> [DOCUMENT SECTION]
Architecture preferences guide CloudAgent when generating infrastructure blueprints. These are soft preferences (not hard constraints) — they tell the system which cloud services and patterns to prefer when there are multiple valid options. The options below currently apply to AWS deployments.

Compute

SettingOptions
Instance SizeNo Preference, Small, Large

Databases

SettingOptions
SQL DatabaseNo Preference, Aurora, MySQL, Postgres
NoSQL DatabaseNo Preference, DynamoDB, RDS MongoDB

Website Hosting

SettingOptions
Static WebsitesNo Preference, CloudFront + S3, Amplify
Dynamic WebsitesNo Preference, ECS + ALB, EC2 + ALB

Architecture Presets

For quick setup, apply a preset:

  • Production App/Environment: Selects highly available patterns (Aurora, ECS + ALB, larger instances)
  • Sandbox/Testing: Selects cost-efficient patterns (smaller instances, simpler hosting)

Architecture preferences are applied when developers request infrastructure through MCP or when an agent generates a blueprint. The agent uses these preferences to select appropriate resource types and configurations.

Deployment Settings

Configure how infrastructure is deployed to your cloud provider. The options below apply to AWS deployments; additional provider-specific methods will be available as CloudAgent expands its multi-cloud deployment support.

Deployment Method

MethodDescription
CloudFormationAWS-native Infrastructure as Code (default)

> [SUPPLIED INFORMATION]
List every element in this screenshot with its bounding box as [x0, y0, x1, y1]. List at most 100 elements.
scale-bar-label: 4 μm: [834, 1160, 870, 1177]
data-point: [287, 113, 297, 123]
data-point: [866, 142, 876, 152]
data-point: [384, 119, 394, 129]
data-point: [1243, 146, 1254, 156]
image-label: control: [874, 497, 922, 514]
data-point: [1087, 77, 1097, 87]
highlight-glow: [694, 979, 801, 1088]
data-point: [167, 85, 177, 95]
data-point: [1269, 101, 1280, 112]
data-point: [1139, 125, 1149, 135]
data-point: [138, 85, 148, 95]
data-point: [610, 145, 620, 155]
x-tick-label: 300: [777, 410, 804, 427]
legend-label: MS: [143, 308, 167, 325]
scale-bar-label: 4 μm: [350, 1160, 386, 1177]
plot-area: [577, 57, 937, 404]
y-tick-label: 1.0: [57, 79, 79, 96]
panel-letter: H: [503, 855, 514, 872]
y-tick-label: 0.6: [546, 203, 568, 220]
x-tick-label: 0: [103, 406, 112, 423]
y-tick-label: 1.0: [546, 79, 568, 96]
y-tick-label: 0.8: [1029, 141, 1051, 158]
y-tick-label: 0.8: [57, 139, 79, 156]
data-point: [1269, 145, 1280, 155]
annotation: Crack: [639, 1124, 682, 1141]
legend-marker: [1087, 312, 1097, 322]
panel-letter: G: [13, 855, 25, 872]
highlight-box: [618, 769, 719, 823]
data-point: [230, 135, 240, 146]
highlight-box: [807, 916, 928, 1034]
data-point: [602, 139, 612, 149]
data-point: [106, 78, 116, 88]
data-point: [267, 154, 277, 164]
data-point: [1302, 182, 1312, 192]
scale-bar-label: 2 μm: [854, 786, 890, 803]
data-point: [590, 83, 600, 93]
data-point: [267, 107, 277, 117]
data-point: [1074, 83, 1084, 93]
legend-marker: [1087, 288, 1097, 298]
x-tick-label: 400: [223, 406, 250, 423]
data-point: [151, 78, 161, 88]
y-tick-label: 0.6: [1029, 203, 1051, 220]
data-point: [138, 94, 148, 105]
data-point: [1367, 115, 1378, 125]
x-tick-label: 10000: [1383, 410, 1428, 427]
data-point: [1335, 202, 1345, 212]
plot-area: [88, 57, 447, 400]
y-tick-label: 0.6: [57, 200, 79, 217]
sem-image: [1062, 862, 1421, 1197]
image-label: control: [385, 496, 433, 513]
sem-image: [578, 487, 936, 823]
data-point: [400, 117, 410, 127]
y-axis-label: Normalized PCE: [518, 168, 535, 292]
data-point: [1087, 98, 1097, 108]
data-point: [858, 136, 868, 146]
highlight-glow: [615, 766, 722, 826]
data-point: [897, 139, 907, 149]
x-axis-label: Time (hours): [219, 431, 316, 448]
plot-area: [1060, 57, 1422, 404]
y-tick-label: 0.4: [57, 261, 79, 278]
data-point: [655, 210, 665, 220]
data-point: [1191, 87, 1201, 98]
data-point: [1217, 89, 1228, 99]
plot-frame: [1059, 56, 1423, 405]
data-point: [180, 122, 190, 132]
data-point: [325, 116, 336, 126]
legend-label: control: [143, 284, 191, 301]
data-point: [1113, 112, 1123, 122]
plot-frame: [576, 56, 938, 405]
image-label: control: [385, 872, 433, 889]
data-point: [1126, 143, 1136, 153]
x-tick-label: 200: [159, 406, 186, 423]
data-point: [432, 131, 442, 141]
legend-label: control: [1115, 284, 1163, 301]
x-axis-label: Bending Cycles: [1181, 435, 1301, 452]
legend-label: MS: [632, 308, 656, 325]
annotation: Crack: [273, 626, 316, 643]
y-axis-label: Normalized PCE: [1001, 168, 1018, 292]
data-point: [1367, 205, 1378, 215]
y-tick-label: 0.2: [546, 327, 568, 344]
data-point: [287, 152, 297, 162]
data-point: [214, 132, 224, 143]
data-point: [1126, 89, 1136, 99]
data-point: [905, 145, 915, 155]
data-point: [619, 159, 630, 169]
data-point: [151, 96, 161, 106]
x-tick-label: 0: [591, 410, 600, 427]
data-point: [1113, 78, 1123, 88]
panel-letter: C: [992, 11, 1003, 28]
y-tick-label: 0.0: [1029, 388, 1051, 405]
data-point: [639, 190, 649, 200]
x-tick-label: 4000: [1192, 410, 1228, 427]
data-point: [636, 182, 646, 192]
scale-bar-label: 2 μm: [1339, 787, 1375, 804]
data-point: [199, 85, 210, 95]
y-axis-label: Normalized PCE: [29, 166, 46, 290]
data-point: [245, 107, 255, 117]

> [ACTIVITY LIST]
[a] Answer these questions from the CloudAgent settings text, one answer per line:
(i) Which cloud provider's deployments do the architecture preference options currently apply to?
(ii) What kind of patterns does the Sandbox/Testing preset select?
(iii) Which deployment method is marked as the default?
[b] For each statement, say whether it agrees with the CloudAgent settings text, and quote the words that decide it:
(i) Architecture preferences are hard constraints on the blueprints CloudAgent generates.
(ii) The Production App/Environment preset selects highly available patterns.
(iii) Architecture preferences are applied only when developers request infrastructure through MCP.

> [SOLVED PROBLEMS]
[a]
(i) AWS
(ii) Cost-efficient patterns (smaller instances, simpler hosting)
(iii) CloudFormation

[b]
(i) No: "These are soft preferences (not hard constraints)"
(ii) Yes: "Selects highly available patterns (Aurora, ECS + ALB, larger instances)"
(iii) No: "Architecture preferences are applied when developers request infrastructure through MCP or when an agent generates a blueprint."